Material:
□ □ □ □ □

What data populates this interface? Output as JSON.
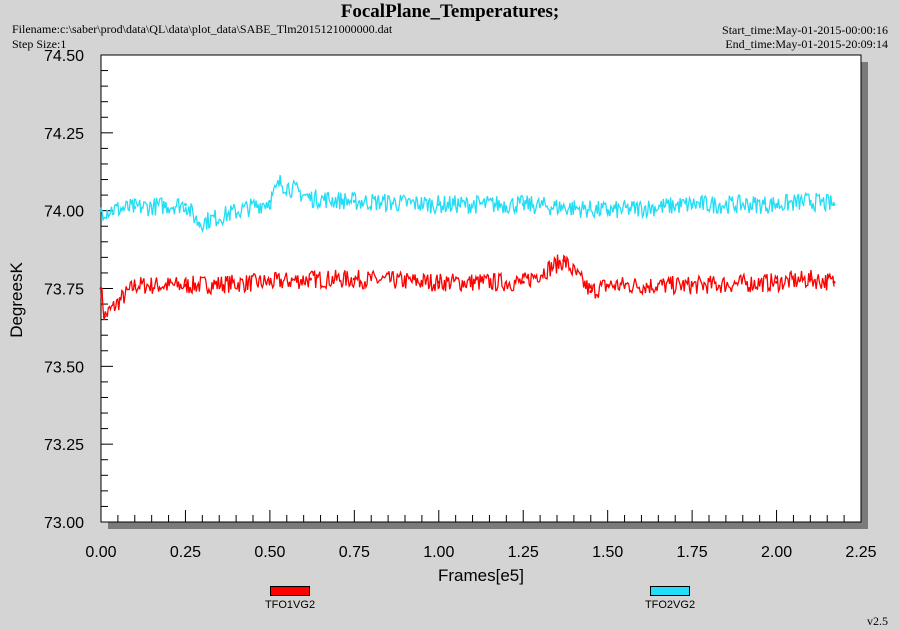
{
  "header": {
    "title": "FocalPlane_Temperatures;",
    "filename": "Filename:c:\\saber\\prod\\data\\QL\\data\\plot_data\\SABE_Tlm2015121000000.dat",
    "step_size": "Step Size:1",
    "start_time": "Start_time:May-01-2015-00:00:16",
    "end_time": "End_time:May-01-2015-20:09:14"
  },
  "version": "v2.5",
  "chart_data": {
    "type": "line",
    "title": "FocalPlane_Temperatures;",
    "xlabel": "Frames[e5]",
    "ylabel": "DegreesK",
    "xlim": [
      0.0,
      2.25
    ],
    "ylim": [
      73.0,
      74.5
    ],
    "x_ticks": [
      "0.00",
      "0.25",
      "0.50",
      "0.75",
      "1.00",
      "1.25",
      "1.50",
      "1.75",
      "2.00",
      "2.25"
    ],
    "y_ticks": [
      "73.00",
      "73.25",
      "73.50",
      "73.75",
      "74.00",
      "74.25",
      "74.50"
    ],
    "grid": false,
    "legend_position": "bottom",
    "series": [
      {
        "name": "TFO1VG2",
        "color": "#ff0000",
        "x": [
          0.0,
          0.01,
          0.1,
          0.25,
          0.5,
          0.62,
          0.75,
          1.0,
          1.25,
          1.37,
          1.45,
          1.5,
          1.75,
          2.0,
          2.1,
          2.17
        ],
        "y": [
          73.75,
          73.66,
          73.76,
          73.76,
          73.77,
          73.78,
          73.78,
          73.77,
          73.77,
          73.84,
          73.74,
          73.76,
          73.76,
          73.77,
          73.78,
          73.77
        ]
      },
      {
        "name": "TFO2VG2",
        "color": "#22ddf5",
        "x": [
          0.0,
          0.1,
          0.25,
          0.29,
          0.5,
          0.53,
          0.62,
          0.75,
          1.0,
          1.25,
          1.5,
          1.75,
          2.0,
          2.1,
          2.17
        ],
        "y": [
          74.0,
          74.01,
          74.02,
          73.96,
          74.03,
          74.09,
          74.04,
          74.03,
          74.02,
          74.02,
          74.0,
          74.02,
          74.02,
          74.03,
          74.02
        ]
      }
    ]
  }
}
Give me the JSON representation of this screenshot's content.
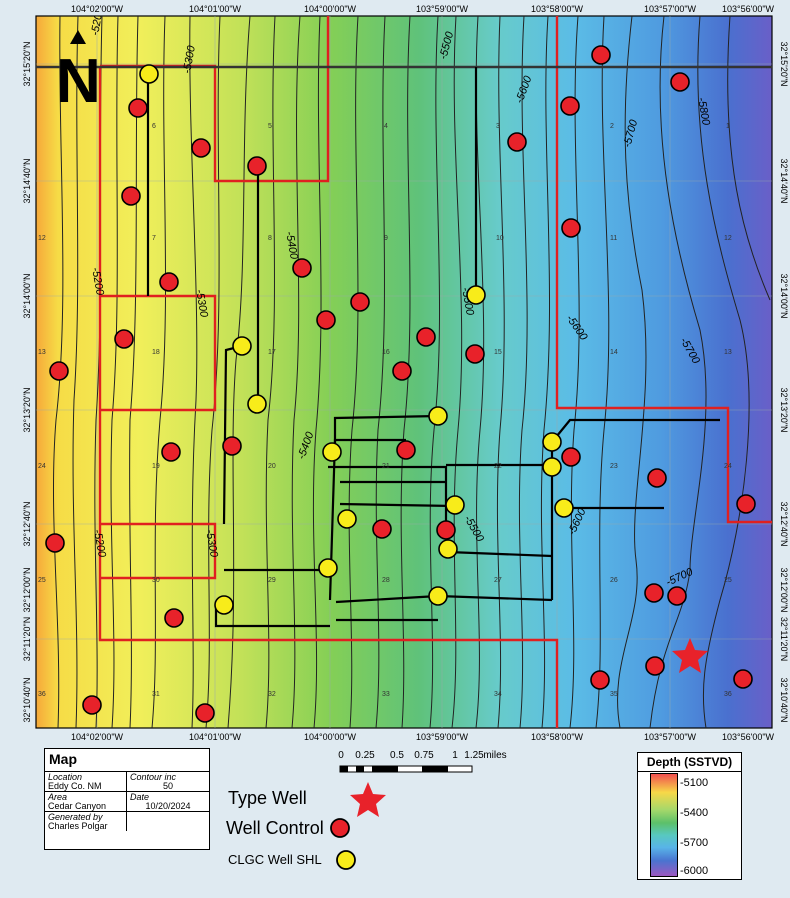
{
  "map": {
    "lon_labels": [
      "104°02'00\"W",
      "104°01'00\"W",
      "104°00'00\"W",
      "103°59'00\"W",
      "103°58'00\"W",
      "103°57'00\"W",
      "103°56'00\"W"
    ],
    "lat_labels": [
      "32°15'20\"N",
      "32°14'40\"N",
      "32°14'00\"N",
      "32°13'20\"N",
      "32°12'40\"N",
      "32°12'00\"N",
      "32°11'20\"N",
      "32°10'40\"N"
    ],
    "section_numbers": [
      "6",
      "5",
      "4",
      "3",
      "2",
      "1",
      "12",
      "7",
      "8",
      "9",
      "10",
      "11",
      "12",
      "13",
      "18",
      "17",
      "16",
      "15",
      "14",
      "13",
      "24",
      "19",
      "20",
      "21",
      "22",
      "23",
      "24",
      "25",
      "30",
      "29",
      "28",
      "27",
      "26",
      "25",
      "36",
      "31",
      "32",
      "33",
      "34",
      "35",
      "36"
    ],
    "contour_labels": [
      "-5200",
      "-5300",
      "-5500",
      "-5600",
      "-5700",
      "-5800",
      "-5200",
      "-5300",
      "-5400",
      "-5500",
      "-5600",
      "-5700",
      "-5400",
      "-5300",
      "-5200",
      "-5500",
      "-5600",
      "-5700"
    ],
    "north_label": "N"
  },
  "scale_bar": {
    "ticks": [
      "0",
      "0.25",
      "0.5",
      "0.75",
      "1",
      "1.25"
    ],
    "unit": "miles"
  },
  "title_block": {
    "heading": "Map",
    "location_label": "Location",
    "location_value": "Eddy Co. NM",
    "contour_label": "Contour inc",
    "contour_value": "50",
    "area_label": "Area",
    "area_value": "Cedar Canyon",
    "date_label": "Date",
    "date_value": "10/20/2024",
    "generated_label": "Generated by",
    "generated_value": "Charles Polgar"
  },
  "legend": {
    "type_well": "Type Well",
    "well_control": "Well Control",
    "clgc_shl": "CLGC Well SHL"
  },
  "depth_legend": {
    "title": "Depth (SSTVD)",
    "ticks": [
      "-5100",
      "-5400",
      "-5700",
      "-6000"
    ]
  },
  "colors": {
    "well_control": "#e8222a",
    "clgc_shl": "#f8ec1a",
    "lease_outline": "#e02020",
    "type_well": "#e8222a"
  }
}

□ □ □ □ □

Direction: Transcribe the listing in full and omit the pictures.

Exercise answer:
What data populates this interface? Output as JSON.
{
  "header": {
    "title": "FocalPlane_Temperatures;",
    "filename": "Filename:c:\\saber\\prod\\data\\QL\\data\\plot_data\\SABE_Tlm2015121000000.dat",
    "step_size": "Step Size:1",
    "start_time": "Start_time:May-01-2015-00:00:16",
    "end_time": "End_time:May-01-2015-20:09:14"
  },
  "version": "v2.5",
  "chart_data": {
    "type": "line",
    "title": "FocalPlane_Temperatures;",
    "xlabel": "Frames[e5]",
    "ylabel": "DegreesK",
    "xlim": [
      0.0,
      2.25
    ],
    "ylim": [
      73.0,
      74.5
    ],
    "x_ticks": [
      "0.00",
      "0.25",
      "0.50",
      "0.75",
      "1.00",
      "1.25",
      "1.50",
      "1.75",
      "2.00",
      "2.25"
    ],
    "y_ticks": [
      "73.00",
      "73.25",
      "73.50",
      "73.75",
      "74.00",
      "74.25",
      "74.50"
    ],
    "grid": false,
    "legend_position": "bottom",
    "series": [
      {
        "name": "TFO1VG2",
        "color": "#ff0000",
        "x": [
          0.0,
          0.01,
          0.1,
          0.25,
          0.5,
          0.62,
          0.75,
          1.0,
          1.25,
          1.37,
          1.45,
          1.5,
          1.75,
          2.0,
          2.1,
          2.17
        ],
        "y": [
          73.75,
          73.66,
          73.76,
          73.76,
          73.77,
          73.78,
          73.78,
          73.77,
          73.77,
          73.84,
          73.74,
          73.76,
          73.76,
          73.77,
          73.78,
          73.77
        ]
      },
      {
        "name": "TFO2VG2",
        "color": "#22ddf5",
        "x": [
          0.0,
          0.1,
          0.25,
          0.29,
          0.5,
          0.53,
          0.62,
          0.75,
          1.0,
          1.25,
          1.5,
          1.75,
          2.0,
          2.1,
          2.17
        ],
        "y": [
          74.0,
          74.01,
          74.02,
          73.96,
          74.03,
          74.09,
          74.04,
          74.03,
          74.02,
          74.02,
          74.0,
          74.02,
          74.02,
          74.03,
          74.02
        ]
      }
    ]
  }
}
Give me the JSON representation of this screenshot's content.
{
  "map": {
    "lon_labels": [
      "104°02'00\"W",
      "104°01'00\"W",
      "104°00'00\"W",
      "103°59'00\"W",
      "103°58'00\"W",
      "103°57'00\"W",
      "103°56'00\"W"
    ],
    "lat_labels": [
      "32°15'20\"N",
      "32°14'40\"N",
      "32°14'00\"N",
      "32°13'20\"N",
      "32°12'40\"N",
      "32°12'00\"N",
      "32°11'20\"N",
      "32°10'40\"N"
    ],
    "section_numbers": [
      "6",
      "5",
      "4",
      "3",
      "2",
      "1",
      "12",
      "7",
      "8",
      "9",
      "10",
      "11",
      "12",
      "13",
      "18",
      "17",
      "16",
      "15",
      "14",
      "13",
      "24",
      "19",
      "20",
      "21",
      "22",
      "23",
      "24",
      "25",
      "30",
      "29",
      "28",
      "27",
      "26",
      "25",
      "36",
      "31",
      "32",
      "33",
      "34",
      "35",
      "36"
    ],
    "contour_labels": [
      "-5200",
      "-5300",
      "-5500",
      "-5600",
      "-5700",
      "-5800",
      "-5200",
      "-5300",
      "-5400",
      "-5500",
      "-5600",
      "-5700",
      "-5400",
      "-5300",
      "-5200",
      "-5500",
      "-5600",
      "-5700"
    ],
    "north_label": "N"
  },
  "scale_bar": {
    "ticks": [
      "0",
      "0.25",
      "0.5",
      "0.75",
      "1",
      "1.25"
    ],
    "unit": "miles"
  },
  "title_block": {
    "heading": "Map",
    "location_label": "Location",
    "location_value": "Eddy Co. NM",
    "contour_label": "Contour inc",
    "contour_value": "50",
    "area_label": "Area",
    "area_value": "Cedar Canyon",
    "date_label": "Date",
    "date_value": "10/20/2024",
    "generated_label": "Generated by",
    "generated_value": "Charles Polgar"
  },
  "legend": {
    "type_well": "Type Well",
    "well_control": "Well Control",
    "clgc_shl": "CLGC Well SHL"
  },
  "depth_legend": {
    "title": "Depth (SSTVD)",
    "ticks": [
      "-5100",
      "-5400",
      "-5700",
      "-6000"
    ]
  },
  "colors": {
    "well_control": "#e8222a",
    "clgc_shl": "#f8ec1a",
    "lease_outline": "#e02020",
    "type_well": "#e8222a"
  }
}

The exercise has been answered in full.